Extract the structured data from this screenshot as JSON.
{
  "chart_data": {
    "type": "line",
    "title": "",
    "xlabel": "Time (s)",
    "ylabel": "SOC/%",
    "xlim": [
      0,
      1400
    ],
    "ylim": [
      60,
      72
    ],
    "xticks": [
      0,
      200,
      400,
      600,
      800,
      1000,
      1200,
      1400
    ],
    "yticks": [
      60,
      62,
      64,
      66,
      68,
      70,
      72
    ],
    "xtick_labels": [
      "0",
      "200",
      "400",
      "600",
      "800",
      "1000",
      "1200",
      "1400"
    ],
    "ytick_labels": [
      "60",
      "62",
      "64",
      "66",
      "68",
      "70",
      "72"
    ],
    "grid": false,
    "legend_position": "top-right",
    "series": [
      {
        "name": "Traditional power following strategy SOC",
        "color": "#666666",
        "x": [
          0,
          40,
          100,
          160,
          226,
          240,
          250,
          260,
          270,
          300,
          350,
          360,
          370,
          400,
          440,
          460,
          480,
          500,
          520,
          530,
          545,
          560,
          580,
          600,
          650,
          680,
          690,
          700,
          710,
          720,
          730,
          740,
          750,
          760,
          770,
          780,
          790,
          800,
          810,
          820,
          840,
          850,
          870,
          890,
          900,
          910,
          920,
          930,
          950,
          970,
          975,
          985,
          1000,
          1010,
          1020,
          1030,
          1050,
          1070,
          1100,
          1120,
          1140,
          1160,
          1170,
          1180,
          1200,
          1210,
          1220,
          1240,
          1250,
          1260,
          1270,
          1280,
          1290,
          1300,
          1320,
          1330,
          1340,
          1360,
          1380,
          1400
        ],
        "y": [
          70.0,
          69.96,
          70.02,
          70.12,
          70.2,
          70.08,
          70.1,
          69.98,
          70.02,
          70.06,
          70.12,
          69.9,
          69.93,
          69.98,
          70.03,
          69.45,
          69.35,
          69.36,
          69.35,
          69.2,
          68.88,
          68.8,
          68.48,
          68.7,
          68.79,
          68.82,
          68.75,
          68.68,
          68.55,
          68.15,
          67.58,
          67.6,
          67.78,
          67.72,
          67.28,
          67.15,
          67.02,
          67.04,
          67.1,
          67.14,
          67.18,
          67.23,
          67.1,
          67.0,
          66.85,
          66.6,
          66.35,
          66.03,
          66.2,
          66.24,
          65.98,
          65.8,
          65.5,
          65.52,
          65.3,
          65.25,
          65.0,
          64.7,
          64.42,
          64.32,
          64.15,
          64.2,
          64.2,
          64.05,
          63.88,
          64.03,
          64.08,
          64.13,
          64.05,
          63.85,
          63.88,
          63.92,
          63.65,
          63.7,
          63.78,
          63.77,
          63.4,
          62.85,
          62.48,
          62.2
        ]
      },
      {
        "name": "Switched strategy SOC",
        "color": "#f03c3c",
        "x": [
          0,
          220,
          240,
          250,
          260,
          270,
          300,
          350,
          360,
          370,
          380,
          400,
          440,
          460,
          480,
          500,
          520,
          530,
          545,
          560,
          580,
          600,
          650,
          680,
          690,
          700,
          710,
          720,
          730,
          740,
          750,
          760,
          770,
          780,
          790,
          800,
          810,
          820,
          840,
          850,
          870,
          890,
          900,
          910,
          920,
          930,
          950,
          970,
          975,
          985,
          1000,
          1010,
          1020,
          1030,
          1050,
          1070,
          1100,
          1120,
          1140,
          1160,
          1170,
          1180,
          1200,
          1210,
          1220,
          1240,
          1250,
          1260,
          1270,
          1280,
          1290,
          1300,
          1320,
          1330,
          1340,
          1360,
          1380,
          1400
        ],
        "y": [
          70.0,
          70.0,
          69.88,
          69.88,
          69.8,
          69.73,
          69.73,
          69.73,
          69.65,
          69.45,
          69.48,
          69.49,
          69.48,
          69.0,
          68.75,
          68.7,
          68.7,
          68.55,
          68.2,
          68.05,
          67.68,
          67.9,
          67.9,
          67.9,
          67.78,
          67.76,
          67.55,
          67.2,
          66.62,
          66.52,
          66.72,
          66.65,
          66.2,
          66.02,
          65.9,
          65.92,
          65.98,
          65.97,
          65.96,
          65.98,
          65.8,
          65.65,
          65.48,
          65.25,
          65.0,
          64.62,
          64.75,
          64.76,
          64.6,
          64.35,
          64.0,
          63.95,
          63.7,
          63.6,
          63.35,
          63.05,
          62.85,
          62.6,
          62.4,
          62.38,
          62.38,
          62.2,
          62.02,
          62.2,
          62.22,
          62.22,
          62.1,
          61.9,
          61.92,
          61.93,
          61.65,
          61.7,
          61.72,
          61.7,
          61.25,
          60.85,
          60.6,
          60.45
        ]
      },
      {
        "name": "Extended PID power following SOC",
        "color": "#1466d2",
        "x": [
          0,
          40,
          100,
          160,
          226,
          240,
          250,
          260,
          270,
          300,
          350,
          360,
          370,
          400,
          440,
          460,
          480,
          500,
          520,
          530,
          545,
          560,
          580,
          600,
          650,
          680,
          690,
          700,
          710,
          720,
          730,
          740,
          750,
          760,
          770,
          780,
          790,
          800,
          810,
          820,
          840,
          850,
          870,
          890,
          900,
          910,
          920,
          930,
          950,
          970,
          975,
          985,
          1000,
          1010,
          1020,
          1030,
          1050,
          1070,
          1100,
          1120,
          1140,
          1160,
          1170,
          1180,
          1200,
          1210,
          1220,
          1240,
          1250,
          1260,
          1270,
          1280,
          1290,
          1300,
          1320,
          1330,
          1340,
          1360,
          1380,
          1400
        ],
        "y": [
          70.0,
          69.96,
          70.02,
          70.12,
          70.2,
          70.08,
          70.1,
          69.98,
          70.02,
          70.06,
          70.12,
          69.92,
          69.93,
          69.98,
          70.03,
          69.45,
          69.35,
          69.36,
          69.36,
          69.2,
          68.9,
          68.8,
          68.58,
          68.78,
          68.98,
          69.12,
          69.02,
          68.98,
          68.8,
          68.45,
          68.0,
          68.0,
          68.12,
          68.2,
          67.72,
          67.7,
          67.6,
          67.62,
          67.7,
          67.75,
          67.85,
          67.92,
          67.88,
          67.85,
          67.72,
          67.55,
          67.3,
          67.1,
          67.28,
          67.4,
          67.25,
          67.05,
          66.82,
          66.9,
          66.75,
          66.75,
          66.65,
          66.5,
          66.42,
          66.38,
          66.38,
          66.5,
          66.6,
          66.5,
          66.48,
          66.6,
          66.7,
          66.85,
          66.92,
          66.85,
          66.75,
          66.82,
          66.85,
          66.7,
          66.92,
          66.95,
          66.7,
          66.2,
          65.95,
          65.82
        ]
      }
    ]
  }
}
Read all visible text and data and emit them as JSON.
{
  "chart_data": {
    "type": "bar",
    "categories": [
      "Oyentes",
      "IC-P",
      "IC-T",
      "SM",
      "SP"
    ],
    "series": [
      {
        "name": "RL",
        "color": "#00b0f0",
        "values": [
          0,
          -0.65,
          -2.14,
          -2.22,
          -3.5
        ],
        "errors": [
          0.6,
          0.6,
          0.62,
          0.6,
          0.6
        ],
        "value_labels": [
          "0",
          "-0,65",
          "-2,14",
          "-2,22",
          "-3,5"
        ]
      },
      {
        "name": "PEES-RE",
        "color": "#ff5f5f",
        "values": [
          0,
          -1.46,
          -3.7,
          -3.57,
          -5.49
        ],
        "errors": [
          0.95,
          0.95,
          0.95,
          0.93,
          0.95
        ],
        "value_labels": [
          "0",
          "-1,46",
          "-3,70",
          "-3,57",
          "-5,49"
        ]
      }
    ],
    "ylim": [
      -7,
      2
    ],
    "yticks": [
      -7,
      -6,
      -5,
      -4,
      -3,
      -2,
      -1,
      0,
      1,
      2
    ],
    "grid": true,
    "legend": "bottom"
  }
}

§ §

Every entry must be retyped in full, exactly as given.

Extract the structured data from this screenshot as JSON.
{
  "chart_data": {
    "type": "line",
    "title": "",
    "xlabel": "Time (s)",
    "ylabel": "SOC/%",
    "xlim": [
      0,
      1400
    ],
    "ylim": [
      60,
      72
    ],
    "xticks": [
      0,
      200,
      400,
      600,
      800,
      1000,
      1200,
      1400
    ],
    "yticks": [
      60,
      62,
      64,
      66,
      68,
      70,
      72
    ],
    "xtick_labels": [
      "0",
      "200",
      "400",
      "600",
      "800",
      "1000",
      "1200",
      "1400"
    ],
    "ytick_labels": [
      "60",
      "62",
      "64",
      "66",
      "68",
      "70",
      "72"
    ],
    "grid": false,
    "legend_position": "top-right",
    "series": [
      {
        "name": "Traditional power following strategy SOC",
        "color": "#666666",
        "x": [
          0,
          40,
          100,
          160,
          226,
          240,
          250,
          260,
          270,
          300,
          350,
          360,
          370,
          400,
          440,
          460,
          480,
          500,
          520,
          530,
          545,
          560,
          580,
          600,
          650,
          680,
          690,
          700,
          710,
          720,
          730,
          740,
          750,
          760,
          770,
          780,
          790,
          800,
          810,
          820,
          840,
          850,
          870,
          890,
          900,
          910,
          920,
          930,
          950,
          970,
          975,
          985,
          1000,
          1010,
          1020,
          1030,
          1050,
          1070,
          1100,
          1120,
          1140,
          1160,
          1170,
          1180,
          1200,
          1210,
          1220,
          1240,
          1250,
          1260,
          1270,
          1280,
          1290,
          1300,
          1320,
          1330,
          1340,
          1360,
          1380,
          1400
        ],
        "y": [
          70.0,
          69.96,
          70.02,
          70.12,
          70.2,
          70.08,
          70.1,
          69.98,
          70.02,
          70.06,
          70.12,
          69.9,
          69.93,
          69.98,
          70.03,
          69.45,
          69.35,
          69.36,
          69.35,
          69.2,
          68.88,
          68.8,
          68.48,
          68.7,
          68.79,
          68.82,
          68.75,
          68.68,
          68.55,
          68.15,
          67.58,
          67.6,
          67.78,
          67.72,
          67.28,
          67.15,
          67.02,
          67.04,
          67.1,
          67.14,
          67.18,
          67.23,
          67.1,
          67.0,
          66.85,
          66.6,
          66.35,
          66.03,
          66.2,
          66.24,
          65.98,
          65.8,
          65.5,
          65.52,
          65.3,
          65.25,
          65.0,
          64.7,
          64.42,
          64.32,
          64.15,
          64.2,
          64.2,
          64.05,
          63.88,
          64.03,
          64.08,
          64.13,
          64.05,
          63.85,
          63.88,
          63.92,
          63.65,
          63.7,
          63.78,
          63.77,
          63.4,
          62.85,
          62.48,
          62.2
        ]
      },
      {
        "name": "Switched strategy SOC",
        "color": "#f03c3c",
        "x": [
          0,
          220,
          240,
          250,
          260,
          270,
          300,
          350,
          360,
          370,
          380,
          400,
          440,
          460,
          480,
          500,
          520,
          530,
          545,
          560,
          580,
          600,
          650,
          680,
          690,
          700,
          710,
          720,
          730,
          740,
          750,
          760,
          770,
          780,
          790,
          800,
          810,
          820,
          840,
          850,
          870,
          890,
          900,
          910,
          920,
          930,
          950,
          970,
          975,
          985,
          1000,
          1010,
          1020,
          1030,
          1050,
          1070,
          1100,
          1120,
          1140,
          1160,
          1170,
          1180,
          1200,
          1210,
          1220,
          1240,
          1250,
          1260,
          1270,
          1280,
          1290,
          1300,
          1320,
          1330,
          1340,
          1360,
          1380,
          1400
        ],
        "y": [
          70.0,
          70.0,
          69.88,
          69.88,
          69.8,
          69.73,
          69.73,
          69.73,
          69.65,
          69.45,
          69.48,
          69.49,
          69.48,
          69.0,
          68.75,
          68.7,
          68.7,
          68.55,
          68.2,
          68.05,
          67.68,
          67.9,
          67.9,
          67.9,
          67.78,
          67.76,
          67.55,
          67.2,
          66.62,
          66.52,
          66.72,
          66.65,
          66.2,
          66.02,
          65.9,
          65.92,
          65.98,
          65.97,
          65.96,
          65.98,
          65.8,
          65.65,
          65.48,
          65.25,
          65.0,
          64.62,
          64.75,
          64.76,
          64.6,
          64.35,
          64.0,
          63.95,
          63.7,
          63.6,
          63.35,
          63.05,
          62.85,
          62.6,
          62.4,
          62.38,
          62.38,
          62.2,
          62.02,
          62.2,
          62.22,
          62.22,
          62.1,
          61.9,
          61.92,
          61.93,
          61.65,
          61.7,
          61.72,
          61.7,
          61.25,
          60.85,
          60.6,
          60.45
        ]
      },
      {
        "name": "Extended PID power following SOC",
        "color": "#1466d2",
        "x": [
          0,
          40,
          100,
          160,
          226,
          240,
          250,
          260,
          270,
          300,
          350,
          360,
          370,
          400,
          440,
          460,
          480,
          500,
          520,
          530,
          545,
          560,
          580,
          600,
          650,
          680,
          690,
          700,
          710,
          720,
          730,
          740,
          750,
          760,
          770,
          780,
          790,
          800,
          810,
          820,
          840,
          850,
          870,
          890,
          900,
          910,
          920,
          930,
          950,
          970,
          975,
          985,
          1000,
          1010,
          1020,
          1030,
          1050,
          1070,
          1100,
          1120,
          1140,
          1160,
          1170,
          1180,
          1200,
          1210,
          1220,
          1240,
          1250,
          1260,
          1270,
          1280,
          1290,
          1300,
          1320,
          1330,
          1340,
          1360,
          1380,
          1400
        ],
        "y": [
          70.0,
          69.96,
          70.02,
          70.12,
          70.2,
          70.08,
          70.1,
          69.98,
          70.02,
          70.06,
          70.12,
          69.92,
          69.93,
          69.98,
          70.03,
          69.45,
          69.35,
          69.36,
          69.36,
          69.2,
          68.9,
          68.8,
          68.58,
          68.78,
          68.98,
          69.12,
          69.02,
          68.98,
          68.8,
          68.45,
          68.0,
          68.0,
          68.12,
          68.2,
          67.72,
          67.7,
          67.6,
          67.62,
          67.7,
          67.75,
          67.85,
          67.92,
          67.88,
          67.85,
          67.72,
          67.55,
          67.3,
          67.1,
          67.28,
          67.4,
          67.25,
          67.05,
          66.82,
          66.9,
          66.75,
          66.75,
          66.65,
          66.5,
          66.42,
          66.38,
          66.38,
          66.5,
          66.6,
          66.5,
          66.48,
          66.6,
          66.7,
          66.85,
          66.92,
          66.85,
          66.75,
          66.82,
          66.85,
          66.7,
          66.92,
          66.95,
          66.7,
          66.2,
          65.95,
          65.82
        ]
      }
    ]
  }
}
Read all visible text and data and emit them as JSON.
{
  "chart_data": {
    "type": "bar",
    "categories": [
      "Oyentes",
      "IC-P",
      "IC-T",
      "SM",
      "SP"
    ],
    "series": [
      {
        "name": "RL",
        "color": "#00b0f0",
        "values": [
          0,
          -0.65,
          -2.14,
          -2.22,
          -3.5
        ],
        "errors": [
          0.6,
          0.6,
          0.62,
          0.6,
          0.6
        ],
        "value_labels": [
          "0",
          "-0,65",
          "-2,14",
          "-2,22",
          "-3,5"
        ]
      },
      {
        "name": "PEES-RE",
        "color": "#ff5f5f",
        "values": [
          0,
          -1.46,
          -3.7,
          -3.57,
          -5.49
        ],
        "errors": [
          0.95,
          0.95,
          0.95,
          0.93,
          0.95
        ],
        "value_labels": [
          "0",
          "-1,46",
          "-3,70",
          "-3,57",
          "-5,49"
        ]
      }
    ],
    "ylim": [
      -7,
      2
    ],
    "yticks": [
      -7,
      -6,
      -5,
      -4,
      -3,
      -2,
      -1,
      0,
      1,
      2
    ],
    "grid": true,
    "legend": "bottom"
  }
}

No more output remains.